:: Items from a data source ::

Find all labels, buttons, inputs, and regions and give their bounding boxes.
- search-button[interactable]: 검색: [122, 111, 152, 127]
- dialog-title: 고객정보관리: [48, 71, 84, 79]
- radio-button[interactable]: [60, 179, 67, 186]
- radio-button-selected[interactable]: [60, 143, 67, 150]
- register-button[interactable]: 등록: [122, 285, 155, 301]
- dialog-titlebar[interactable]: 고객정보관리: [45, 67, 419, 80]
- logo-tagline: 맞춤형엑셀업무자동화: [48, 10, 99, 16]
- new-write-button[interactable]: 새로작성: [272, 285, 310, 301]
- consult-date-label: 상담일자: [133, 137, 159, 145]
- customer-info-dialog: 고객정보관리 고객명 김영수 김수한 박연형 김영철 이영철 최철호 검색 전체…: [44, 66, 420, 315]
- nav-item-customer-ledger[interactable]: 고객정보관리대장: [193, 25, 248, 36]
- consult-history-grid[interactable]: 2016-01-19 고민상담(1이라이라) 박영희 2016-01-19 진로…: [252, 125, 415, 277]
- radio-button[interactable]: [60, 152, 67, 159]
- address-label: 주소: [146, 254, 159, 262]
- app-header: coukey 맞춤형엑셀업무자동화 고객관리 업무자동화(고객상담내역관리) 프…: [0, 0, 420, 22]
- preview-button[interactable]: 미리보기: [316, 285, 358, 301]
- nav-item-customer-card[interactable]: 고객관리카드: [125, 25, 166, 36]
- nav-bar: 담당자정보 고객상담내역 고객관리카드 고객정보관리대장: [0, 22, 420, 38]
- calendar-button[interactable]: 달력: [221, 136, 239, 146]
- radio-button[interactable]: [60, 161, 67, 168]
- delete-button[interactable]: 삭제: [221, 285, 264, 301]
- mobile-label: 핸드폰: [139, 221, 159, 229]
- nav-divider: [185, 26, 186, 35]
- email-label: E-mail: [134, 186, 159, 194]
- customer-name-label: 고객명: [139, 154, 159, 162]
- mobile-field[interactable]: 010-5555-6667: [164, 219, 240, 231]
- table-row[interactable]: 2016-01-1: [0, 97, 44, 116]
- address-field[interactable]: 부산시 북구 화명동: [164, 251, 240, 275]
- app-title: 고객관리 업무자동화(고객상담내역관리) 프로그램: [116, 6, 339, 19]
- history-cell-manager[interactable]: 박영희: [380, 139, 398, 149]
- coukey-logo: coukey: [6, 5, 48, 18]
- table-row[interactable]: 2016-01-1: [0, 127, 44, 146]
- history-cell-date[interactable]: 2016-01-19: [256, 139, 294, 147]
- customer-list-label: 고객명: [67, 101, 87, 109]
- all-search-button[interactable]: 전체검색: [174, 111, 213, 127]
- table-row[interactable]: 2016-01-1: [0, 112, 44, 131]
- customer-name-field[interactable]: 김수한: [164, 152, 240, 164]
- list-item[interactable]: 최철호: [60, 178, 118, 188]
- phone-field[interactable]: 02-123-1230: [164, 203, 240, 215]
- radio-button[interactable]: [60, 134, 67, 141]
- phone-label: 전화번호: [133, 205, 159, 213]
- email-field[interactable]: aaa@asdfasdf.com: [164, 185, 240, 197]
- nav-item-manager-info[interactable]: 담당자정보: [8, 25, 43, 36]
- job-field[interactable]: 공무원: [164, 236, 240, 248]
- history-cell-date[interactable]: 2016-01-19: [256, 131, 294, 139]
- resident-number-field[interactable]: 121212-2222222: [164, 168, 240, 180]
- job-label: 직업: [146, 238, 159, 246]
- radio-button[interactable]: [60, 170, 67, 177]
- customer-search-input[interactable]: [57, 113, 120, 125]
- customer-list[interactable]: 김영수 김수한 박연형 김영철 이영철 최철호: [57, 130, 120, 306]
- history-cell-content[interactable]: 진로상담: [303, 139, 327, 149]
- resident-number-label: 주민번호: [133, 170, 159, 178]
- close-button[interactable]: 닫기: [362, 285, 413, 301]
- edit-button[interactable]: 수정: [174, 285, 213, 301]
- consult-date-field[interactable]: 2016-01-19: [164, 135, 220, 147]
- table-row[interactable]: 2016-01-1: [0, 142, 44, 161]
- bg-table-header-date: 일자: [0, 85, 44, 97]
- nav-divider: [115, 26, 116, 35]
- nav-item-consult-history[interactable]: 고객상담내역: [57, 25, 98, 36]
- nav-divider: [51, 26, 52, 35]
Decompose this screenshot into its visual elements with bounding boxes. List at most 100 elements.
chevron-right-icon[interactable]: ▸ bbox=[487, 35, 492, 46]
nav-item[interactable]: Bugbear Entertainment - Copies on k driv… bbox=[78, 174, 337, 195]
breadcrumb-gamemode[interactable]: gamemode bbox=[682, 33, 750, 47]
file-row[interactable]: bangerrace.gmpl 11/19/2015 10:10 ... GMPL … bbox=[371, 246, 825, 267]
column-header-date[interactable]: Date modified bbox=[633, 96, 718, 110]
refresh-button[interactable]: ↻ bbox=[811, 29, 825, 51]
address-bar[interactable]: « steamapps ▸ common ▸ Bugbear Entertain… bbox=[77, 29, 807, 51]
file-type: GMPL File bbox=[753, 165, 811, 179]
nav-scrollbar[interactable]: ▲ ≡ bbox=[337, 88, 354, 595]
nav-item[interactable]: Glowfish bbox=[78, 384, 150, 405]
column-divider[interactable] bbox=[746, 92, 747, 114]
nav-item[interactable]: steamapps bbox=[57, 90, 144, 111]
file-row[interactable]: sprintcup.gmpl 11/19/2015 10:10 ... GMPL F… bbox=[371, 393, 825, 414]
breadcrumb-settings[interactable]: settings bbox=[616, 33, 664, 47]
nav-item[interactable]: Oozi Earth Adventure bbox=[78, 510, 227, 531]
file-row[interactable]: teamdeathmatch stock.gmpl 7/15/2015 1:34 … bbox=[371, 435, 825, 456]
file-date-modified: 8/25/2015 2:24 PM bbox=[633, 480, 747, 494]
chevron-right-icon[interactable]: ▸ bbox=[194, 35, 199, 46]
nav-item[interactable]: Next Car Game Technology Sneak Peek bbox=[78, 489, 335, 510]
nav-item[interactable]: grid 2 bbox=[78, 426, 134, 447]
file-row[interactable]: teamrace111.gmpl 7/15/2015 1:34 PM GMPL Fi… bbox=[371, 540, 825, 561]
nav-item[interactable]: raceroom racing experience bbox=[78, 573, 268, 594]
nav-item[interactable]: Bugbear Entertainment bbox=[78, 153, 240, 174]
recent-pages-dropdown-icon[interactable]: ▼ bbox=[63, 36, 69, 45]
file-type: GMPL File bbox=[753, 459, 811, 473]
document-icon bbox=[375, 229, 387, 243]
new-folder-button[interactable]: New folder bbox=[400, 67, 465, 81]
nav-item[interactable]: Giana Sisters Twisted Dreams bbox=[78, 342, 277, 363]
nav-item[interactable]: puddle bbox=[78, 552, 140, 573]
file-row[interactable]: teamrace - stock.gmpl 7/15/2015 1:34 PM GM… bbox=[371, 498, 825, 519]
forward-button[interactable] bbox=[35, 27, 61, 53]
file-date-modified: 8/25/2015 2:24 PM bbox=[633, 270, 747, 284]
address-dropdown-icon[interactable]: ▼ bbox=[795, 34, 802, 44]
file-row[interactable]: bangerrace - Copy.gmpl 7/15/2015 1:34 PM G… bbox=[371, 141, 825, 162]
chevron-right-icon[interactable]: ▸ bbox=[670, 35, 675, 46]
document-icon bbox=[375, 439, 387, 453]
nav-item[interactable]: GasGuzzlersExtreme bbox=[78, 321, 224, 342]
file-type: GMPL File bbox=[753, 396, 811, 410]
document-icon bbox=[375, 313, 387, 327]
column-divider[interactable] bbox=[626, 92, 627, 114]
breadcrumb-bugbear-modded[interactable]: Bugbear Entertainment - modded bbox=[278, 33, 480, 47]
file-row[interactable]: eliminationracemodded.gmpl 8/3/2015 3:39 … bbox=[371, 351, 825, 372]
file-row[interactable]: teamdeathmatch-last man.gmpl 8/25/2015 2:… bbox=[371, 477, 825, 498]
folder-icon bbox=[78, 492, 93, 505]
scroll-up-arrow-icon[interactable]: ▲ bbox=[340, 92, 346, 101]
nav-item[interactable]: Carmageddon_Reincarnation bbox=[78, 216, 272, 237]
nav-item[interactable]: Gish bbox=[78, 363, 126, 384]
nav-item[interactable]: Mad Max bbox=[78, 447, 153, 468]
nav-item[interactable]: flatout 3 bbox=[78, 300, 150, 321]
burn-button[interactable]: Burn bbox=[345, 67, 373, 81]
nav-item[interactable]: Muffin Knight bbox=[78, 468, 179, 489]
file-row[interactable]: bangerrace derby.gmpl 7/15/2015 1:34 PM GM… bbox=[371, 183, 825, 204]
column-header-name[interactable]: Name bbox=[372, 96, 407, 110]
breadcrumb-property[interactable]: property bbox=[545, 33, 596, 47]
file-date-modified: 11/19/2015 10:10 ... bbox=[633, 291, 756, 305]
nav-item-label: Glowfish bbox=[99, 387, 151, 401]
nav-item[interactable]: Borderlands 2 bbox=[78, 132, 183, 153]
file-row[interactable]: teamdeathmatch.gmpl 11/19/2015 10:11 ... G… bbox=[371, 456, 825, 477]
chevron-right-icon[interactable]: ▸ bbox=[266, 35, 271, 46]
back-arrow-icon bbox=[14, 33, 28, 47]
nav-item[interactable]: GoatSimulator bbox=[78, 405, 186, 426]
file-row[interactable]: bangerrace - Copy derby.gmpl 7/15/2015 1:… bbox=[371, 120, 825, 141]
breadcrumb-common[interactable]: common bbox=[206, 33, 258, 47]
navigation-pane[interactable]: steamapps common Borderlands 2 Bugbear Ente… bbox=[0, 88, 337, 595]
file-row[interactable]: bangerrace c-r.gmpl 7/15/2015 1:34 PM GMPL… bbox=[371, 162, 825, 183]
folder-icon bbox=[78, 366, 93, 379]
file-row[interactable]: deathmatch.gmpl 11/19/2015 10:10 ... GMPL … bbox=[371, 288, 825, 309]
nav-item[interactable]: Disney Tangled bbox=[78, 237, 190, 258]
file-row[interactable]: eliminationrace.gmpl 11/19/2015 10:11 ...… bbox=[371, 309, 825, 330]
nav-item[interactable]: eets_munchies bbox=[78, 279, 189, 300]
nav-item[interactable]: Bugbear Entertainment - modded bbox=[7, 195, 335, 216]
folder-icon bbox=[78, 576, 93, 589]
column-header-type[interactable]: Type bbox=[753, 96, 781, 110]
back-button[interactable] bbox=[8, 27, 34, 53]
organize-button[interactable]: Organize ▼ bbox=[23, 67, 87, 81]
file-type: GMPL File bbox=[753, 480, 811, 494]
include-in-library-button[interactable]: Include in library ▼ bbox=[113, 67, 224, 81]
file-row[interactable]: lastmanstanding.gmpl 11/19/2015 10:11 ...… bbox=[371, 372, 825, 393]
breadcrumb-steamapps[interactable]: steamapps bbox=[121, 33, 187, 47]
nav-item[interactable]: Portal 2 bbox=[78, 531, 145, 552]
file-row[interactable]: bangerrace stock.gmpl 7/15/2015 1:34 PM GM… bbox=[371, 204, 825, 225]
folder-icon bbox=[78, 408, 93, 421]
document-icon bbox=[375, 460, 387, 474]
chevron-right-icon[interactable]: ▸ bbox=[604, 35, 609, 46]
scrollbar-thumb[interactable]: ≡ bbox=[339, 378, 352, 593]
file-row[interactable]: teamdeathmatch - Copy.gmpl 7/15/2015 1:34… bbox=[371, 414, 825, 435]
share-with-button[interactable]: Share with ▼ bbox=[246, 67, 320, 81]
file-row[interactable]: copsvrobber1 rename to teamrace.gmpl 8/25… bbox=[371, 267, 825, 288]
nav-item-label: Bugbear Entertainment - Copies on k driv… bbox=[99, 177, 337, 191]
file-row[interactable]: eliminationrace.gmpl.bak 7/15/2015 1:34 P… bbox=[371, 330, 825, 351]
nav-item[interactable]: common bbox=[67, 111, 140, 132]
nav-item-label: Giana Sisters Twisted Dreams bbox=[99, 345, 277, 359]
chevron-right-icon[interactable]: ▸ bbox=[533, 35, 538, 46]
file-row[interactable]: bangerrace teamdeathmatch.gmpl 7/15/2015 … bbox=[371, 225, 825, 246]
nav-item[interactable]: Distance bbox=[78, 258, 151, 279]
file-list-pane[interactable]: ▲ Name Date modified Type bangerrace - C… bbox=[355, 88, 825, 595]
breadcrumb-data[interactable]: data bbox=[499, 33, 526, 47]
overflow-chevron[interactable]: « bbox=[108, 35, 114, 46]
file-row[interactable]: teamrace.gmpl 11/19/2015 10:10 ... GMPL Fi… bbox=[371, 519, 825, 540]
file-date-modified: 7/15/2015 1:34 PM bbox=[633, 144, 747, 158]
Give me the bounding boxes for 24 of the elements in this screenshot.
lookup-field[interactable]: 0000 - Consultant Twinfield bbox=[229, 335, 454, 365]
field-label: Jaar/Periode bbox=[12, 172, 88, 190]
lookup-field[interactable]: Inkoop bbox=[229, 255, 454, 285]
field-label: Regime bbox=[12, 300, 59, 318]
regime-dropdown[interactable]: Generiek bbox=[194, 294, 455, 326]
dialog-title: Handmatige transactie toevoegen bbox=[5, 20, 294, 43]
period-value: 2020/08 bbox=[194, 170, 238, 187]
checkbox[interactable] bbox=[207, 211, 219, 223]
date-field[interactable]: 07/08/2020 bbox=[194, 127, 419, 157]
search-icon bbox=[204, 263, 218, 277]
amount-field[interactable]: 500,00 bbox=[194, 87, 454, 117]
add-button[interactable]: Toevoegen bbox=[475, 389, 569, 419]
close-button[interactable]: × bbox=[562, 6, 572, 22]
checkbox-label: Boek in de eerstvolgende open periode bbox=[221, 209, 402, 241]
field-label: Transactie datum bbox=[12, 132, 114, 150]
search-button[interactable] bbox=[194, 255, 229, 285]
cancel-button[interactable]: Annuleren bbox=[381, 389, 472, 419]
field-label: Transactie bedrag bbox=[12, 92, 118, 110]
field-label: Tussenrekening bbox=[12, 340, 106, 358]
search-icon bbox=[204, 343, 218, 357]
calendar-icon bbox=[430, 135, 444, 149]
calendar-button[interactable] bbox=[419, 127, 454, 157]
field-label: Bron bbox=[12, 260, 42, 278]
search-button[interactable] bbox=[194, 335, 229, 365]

:: WHAT YOU WILL DO ::
Format only the lines from the first line of the entries through the line containing "- address-label: 주소: [146, 254, 159, 262]" as a Markdown table with columns Row and Line. Number each row and leave out any blank lines.

:: ANSWER FOR THIS EXERCISE ::
| Row | Line |
|---|---|
| 1 | Find all labels, buttons, inputs, and regions and give their bounding boxes. |
| 2 | - search-button[interactable]: 검색: [122, 111, 152, 127] |
| 3 | - dialog-title: 고객정보관리: [48, 71, 84, 79] |
| 4 | - radio-button[interactable]: [60, 179, 67, 186] |
| 5 | - radio-button-selected[interactable]: [60, 143, 67, 150] |
| 6 | - register-button[interactable]: 등록: [122, 285, 155, 301] |
| 7 | - dialog-titlebar[interactable]: 고객정보관리: [45, 67, 419, 80] |
| 8 | - logo-tagline: 맞춤형엑셀업무자동화: [48, 10, 99, 16] |
| 9 | - new-write-button[interactable]: 새로작성: [272, 285, 310, 301] |
| 10 | - consult-date-label: 상담일자: [133, 137, 159, 145] |
| 11 | - customer-info-dialog: 고객정보관리 고객명 김영수 김수한 박연형 김영철 이영철 최철호 검색 전체…: [44, 66, 420, 315] |
| 12 | - nav-item-customer-ledger[interactable]: 고객정보관리대장: [193, 25, 248, 36] |
| 13 | - consult-history-grid[interactable]: 2016-01-19 고민상담(1이라이라) 박영희 2016-01-19 진로…: [252, 125, 415, 277] |
| 14 | - radio-button[interactable]: [60, 152, 67, 159] |
| 15 | - address-label: 주소: [146, 254, 159, 262] |